### Given records:
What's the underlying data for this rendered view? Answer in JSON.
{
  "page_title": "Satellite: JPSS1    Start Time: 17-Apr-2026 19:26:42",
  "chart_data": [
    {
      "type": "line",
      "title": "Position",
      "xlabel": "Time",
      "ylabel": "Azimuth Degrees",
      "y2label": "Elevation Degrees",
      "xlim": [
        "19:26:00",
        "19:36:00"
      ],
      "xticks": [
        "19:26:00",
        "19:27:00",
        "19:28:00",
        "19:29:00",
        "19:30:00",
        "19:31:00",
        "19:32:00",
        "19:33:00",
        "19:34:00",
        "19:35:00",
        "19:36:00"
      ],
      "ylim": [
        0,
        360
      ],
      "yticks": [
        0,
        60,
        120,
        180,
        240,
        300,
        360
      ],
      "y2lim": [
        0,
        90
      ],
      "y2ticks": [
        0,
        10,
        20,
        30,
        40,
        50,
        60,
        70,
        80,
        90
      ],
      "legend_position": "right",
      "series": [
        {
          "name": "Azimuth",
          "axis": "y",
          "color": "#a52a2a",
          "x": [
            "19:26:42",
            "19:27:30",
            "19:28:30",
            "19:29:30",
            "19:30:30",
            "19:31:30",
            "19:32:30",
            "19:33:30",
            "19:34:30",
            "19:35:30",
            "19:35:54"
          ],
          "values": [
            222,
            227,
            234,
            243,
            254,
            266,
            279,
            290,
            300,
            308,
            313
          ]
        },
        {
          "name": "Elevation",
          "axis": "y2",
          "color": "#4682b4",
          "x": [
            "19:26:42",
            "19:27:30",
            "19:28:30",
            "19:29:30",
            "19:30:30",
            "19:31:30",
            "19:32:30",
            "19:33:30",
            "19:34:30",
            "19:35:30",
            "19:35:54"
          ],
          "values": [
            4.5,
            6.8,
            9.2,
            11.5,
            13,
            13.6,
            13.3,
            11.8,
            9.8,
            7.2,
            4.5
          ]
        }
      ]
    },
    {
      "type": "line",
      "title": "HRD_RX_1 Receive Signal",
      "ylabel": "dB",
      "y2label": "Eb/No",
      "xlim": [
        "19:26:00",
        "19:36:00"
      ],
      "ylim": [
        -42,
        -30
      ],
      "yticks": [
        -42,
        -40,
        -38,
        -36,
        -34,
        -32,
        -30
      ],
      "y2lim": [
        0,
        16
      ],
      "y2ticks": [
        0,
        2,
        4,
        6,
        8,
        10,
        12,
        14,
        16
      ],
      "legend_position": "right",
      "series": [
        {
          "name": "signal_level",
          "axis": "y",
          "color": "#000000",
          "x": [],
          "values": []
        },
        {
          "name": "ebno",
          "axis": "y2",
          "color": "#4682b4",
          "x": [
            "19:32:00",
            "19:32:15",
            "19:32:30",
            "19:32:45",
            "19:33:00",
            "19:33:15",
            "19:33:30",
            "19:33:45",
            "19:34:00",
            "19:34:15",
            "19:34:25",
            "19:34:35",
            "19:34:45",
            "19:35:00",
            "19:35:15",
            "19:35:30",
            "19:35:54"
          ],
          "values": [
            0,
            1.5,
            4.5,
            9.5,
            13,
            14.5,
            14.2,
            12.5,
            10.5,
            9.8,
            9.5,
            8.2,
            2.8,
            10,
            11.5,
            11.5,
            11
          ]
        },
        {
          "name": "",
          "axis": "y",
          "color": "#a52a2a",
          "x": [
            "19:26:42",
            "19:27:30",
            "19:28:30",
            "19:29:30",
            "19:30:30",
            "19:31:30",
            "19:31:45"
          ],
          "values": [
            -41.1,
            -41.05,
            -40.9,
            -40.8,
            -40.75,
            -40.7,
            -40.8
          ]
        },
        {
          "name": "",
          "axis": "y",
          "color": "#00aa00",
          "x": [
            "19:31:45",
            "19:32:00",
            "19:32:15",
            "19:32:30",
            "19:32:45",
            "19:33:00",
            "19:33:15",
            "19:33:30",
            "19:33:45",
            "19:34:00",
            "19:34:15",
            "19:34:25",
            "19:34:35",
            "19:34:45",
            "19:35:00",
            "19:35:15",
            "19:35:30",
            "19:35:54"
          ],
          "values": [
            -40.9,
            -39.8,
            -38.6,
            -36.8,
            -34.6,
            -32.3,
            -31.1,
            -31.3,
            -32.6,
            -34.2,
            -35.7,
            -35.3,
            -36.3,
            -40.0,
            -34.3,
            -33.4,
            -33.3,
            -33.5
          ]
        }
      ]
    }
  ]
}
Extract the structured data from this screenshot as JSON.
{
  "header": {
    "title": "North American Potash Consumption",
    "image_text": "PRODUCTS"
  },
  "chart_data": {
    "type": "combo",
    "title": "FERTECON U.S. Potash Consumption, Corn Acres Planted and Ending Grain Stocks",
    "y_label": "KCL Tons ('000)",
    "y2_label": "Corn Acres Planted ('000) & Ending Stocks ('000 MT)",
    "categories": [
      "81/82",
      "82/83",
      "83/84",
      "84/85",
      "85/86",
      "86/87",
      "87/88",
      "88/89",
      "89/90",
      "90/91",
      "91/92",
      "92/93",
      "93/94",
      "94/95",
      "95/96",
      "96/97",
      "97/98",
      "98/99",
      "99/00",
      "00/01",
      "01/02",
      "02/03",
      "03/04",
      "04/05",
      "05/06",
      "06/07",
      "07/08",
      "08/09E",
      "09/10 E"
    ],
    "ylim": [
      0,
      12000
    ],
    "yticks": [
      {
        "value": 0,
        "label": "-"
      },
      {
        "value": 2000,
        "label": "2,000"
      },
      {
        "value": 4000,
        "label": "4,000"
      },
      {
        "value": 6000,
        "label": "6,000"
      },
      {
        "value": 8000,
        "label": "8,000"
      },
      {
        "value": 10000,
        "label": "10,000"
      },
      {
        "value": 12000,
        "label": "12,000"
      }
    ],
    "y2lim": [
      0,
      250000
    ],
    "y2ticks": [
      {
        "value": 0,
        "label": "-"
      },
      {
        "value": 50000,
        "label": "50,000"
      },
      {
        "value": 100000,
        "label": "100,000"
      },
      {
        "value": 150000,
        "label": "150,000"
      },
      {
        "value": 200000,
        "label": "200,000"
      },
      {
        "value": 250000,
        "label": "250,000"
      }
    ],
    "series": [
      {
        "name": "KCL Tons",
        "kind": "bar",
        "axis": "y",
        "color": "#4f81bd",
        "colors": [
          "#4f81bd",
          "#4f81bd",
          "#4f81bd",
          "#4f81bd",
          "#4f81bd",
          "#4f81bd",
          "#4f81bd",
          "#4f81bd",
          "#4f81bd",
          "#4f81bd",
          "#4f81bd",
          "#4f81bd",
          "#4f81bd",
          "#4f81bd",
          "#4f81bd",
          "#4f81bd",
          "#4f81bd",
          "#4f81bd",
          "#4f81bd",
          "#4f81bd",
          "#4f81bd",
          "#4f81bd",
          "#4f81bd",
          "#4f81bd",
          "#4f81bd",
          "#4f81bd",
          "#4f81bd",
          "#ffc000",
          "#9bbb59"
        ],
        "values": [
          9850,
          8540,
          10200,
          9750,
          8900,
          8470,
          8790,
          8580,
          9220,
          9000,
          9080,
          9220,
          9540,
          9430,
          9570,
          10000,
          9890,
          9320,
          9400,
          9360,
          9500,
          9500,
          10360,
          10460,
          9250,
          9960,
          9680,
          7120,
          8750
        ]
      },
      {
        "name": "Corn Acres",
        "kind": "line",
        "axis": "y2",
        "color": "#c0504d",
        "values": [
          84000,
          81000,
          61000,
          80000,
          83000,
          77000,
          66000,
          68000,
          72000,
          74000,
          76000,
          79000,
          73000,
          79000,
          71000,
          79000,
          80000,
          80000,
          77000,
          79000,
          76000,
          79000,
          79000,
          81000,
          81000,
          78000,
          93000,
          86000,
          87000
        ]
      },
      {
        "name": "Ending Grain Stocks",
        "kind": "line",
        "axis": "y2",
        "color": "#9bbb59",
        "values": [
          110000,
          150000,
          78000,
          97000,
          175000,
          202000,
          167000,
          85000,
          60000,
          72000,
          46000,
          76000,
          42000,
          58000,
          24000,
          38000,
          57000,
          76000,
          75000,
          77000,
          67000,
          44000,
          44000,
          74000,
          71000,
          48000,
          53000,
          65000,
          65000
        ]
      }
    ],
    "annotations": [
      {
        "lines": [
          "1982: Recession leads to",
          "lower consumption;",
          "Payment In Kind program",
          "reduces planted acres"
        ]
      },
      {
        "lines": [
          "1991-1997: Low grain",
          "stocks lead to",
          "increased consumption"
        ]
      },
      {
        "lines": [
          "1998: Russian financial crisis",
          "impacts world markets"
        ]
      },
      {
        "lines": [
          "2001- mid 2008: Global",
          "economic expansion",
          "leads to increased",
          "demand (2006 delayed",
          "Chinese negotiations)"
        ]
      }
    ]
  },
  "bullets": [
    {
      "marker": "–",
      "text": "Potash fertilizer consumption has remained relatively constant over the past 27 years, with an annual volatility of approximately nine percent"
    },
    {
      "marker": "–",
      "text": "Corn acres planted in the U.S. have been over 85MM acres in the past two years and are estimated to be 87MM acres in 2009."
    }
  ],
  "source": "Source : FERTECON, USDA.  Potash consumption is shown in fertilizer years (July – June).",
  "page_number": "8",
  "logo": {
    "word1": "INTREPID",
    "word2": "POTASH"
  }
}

### What you will do:
Extract each line holding the string "years".

### Task response:
      "text": "Potash fertilizer consumption has remained relatively constant over the past 27 years, with an annual volatility of approximately nine percent"
      "text": "Corn acres planted in the U.S. have been over 85MM acres in the past two years and are estimated to be 87MM acres in 2009."
  "source": "Source : FERTECON, USDA.  Potash consumption is shown in fertilizer years (July – June).",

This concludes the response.